Recorded data:
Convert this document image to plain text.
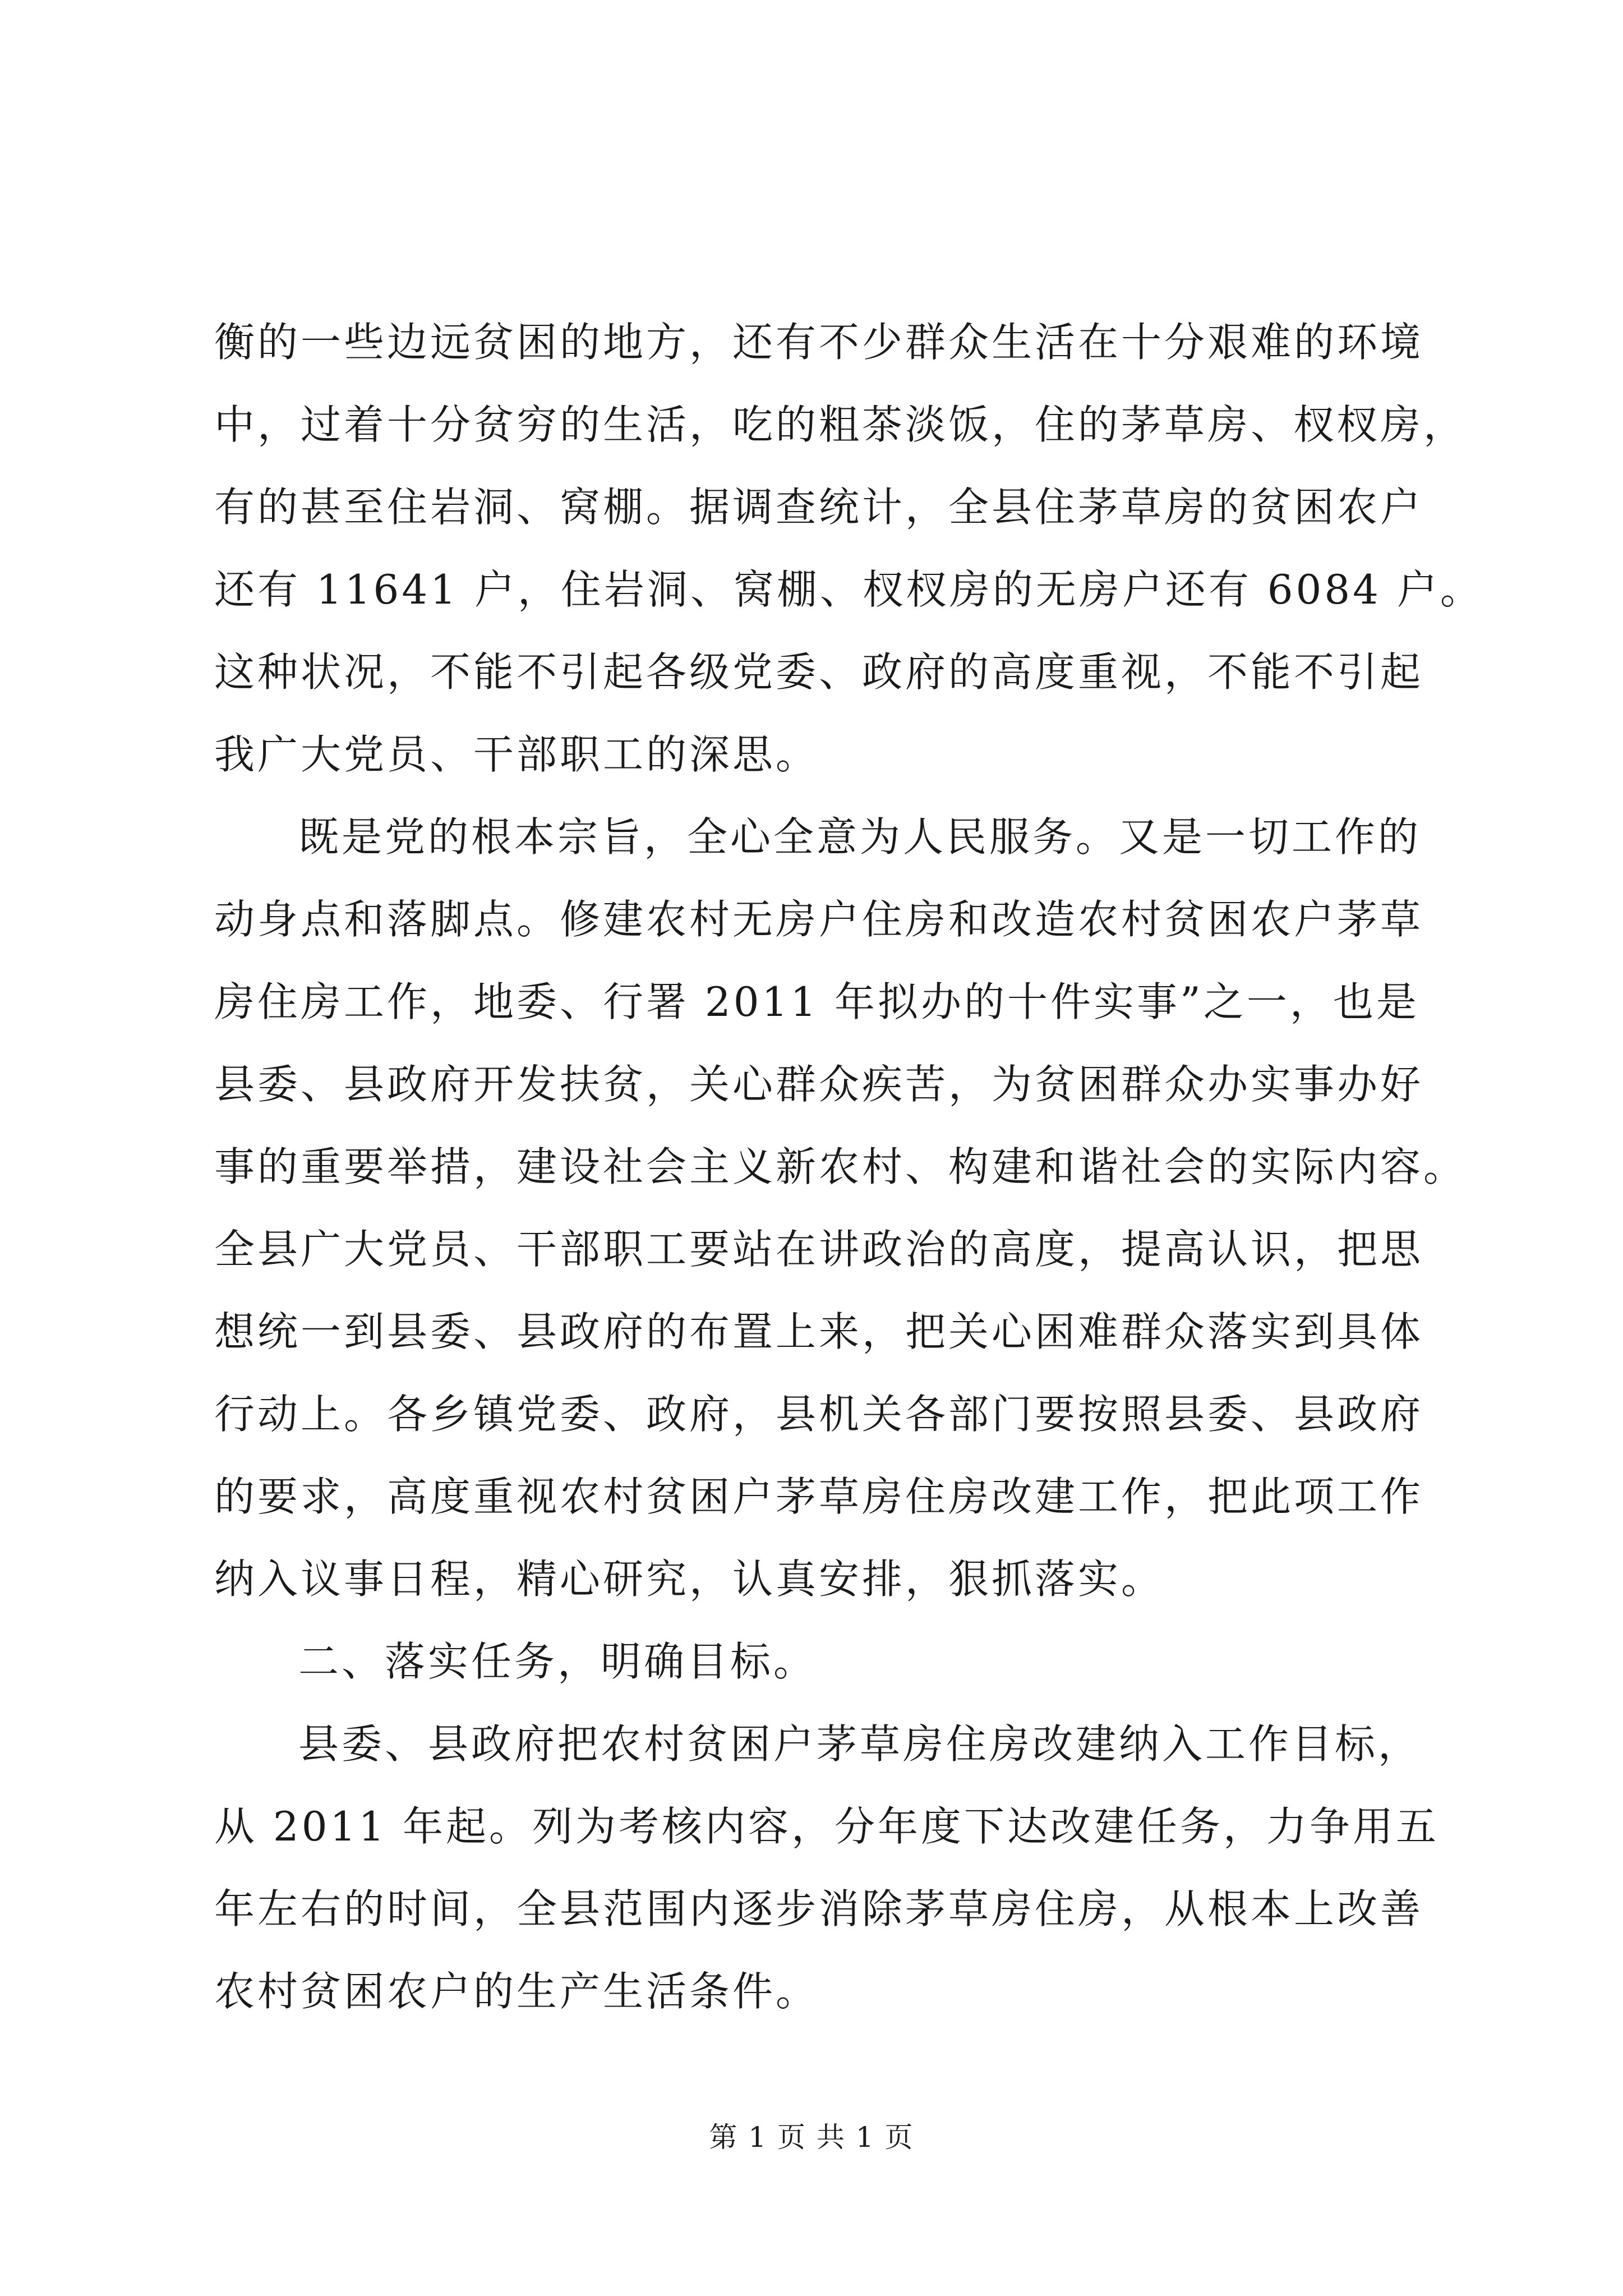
衡的一些边远贫困的地方，还有不少群众生活在十分艰难的环境
中，过着十分贫穷的生活，吃的粗茶淡饭，住的茅草房、杈杈房，
有的甚至住岩洞、窝棚。据调查统计，全县住茅草房的贫困农户
还有 11641 户，住岩洞、窝棚、杈杈房的无房户还有 6084 户。
这种状况，不能不引起各级党委、政府的高度重视，不能不引起
我广大党员、干部职工的深思。
既是党的根本宗旨，全心全意为人民服务。又是一切工作的
动身点和落脚点。修建农村无房户住房和改造农村贫困农户茅草
房住房工作，地委、行署 2011 年拟办的十件实事”之一，也是
县委、县政府开发扶贫，关心群众疾苦，为贫困群众办实事办好
事的重要举措，建设社会主义新农村、构建和谐社会的实际内容。
全县广大党员、干部职工要站在讲政治的高度，提高认识，把思
想统一到县委、县政府的布置上来，把关心困难群众落实到具体
行动上。各乡镇党委、政府，县机关各部门要按照县委、县政府
的要求，高度重视农村贫困户茅草房住房改建工作，把此项工作
纳入议事日程，精心研究，认真安排，狠抓落实。
二、落实任务，明确目标。
县委、县政府把农村贫困户茅草房住房改建纳入工作目标，
从 2011 年起。列为考核内容，分年度下达改建任务，力争用五
年左右的时间，全县范围内逐步消除茅草房住房，从根本上改善
农村贫困农户的生产生活条件。
第 1 页 共 1 页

WORK TO DO: Output all of the data exactly as it stands, minus any images.

EXERCISE SOLUTION:
Convert this document image to plain text.
衡的一些边远贫困的地方，还有不少群众生活在十分艰难的环境
中，过着十分贫穷的生活，吃的粗茶淡饭，住的茅草房、杈杈房，
有的甚至住岩洞、窝棚。据调查统计，全县住茅草房的贫困农户
还有 11641 户，住岩洞、窝棚、杈杈房的无房户还有 6084 户。
这种状况，不能不引起各级党委、政府的高度重视，不能不引起
我广大党员、干部职工的深思。
既是党的根本宗旨，全心全意为人民服务。又是一切工作的
动身点和落脚点。修建农村无房户住房和改造农村贫困农户茅草
房住房工作，地委、行署 2011 年拟办的十件实事”之一，也是
县委、县政府开发扶贫，关心群众疾苦，为贫困群众办实事办好
事的重要举措，建设社会主义新农村、构建和谐社会的实际内容。
全县广大党员、干部职工要站在讲政治的高度，提高认识，把思
想统一到县委、县政府的布置上来，把关心困难群众落实到具体
行动上。各乡镇党委、政府，县机关各部门要按照县委、县政府
的要求，高度重视农村贫困户茅草房住房改建工作，把此项工作
纳入议事日程，精心研究，认真安排，狠抓落实。
二、落实任务，明确目标。
县委、县政府把农村贫困户茅草房住房改建纳入工作目标，
从 2011 年起。列为考核内容，分年度下达改建任务，力争用五
年左右的时间，全县范围内逐步消除茅草房住房，从根本上改善
农村贫困农户的生产生活条件。
第 1 页 共 1 页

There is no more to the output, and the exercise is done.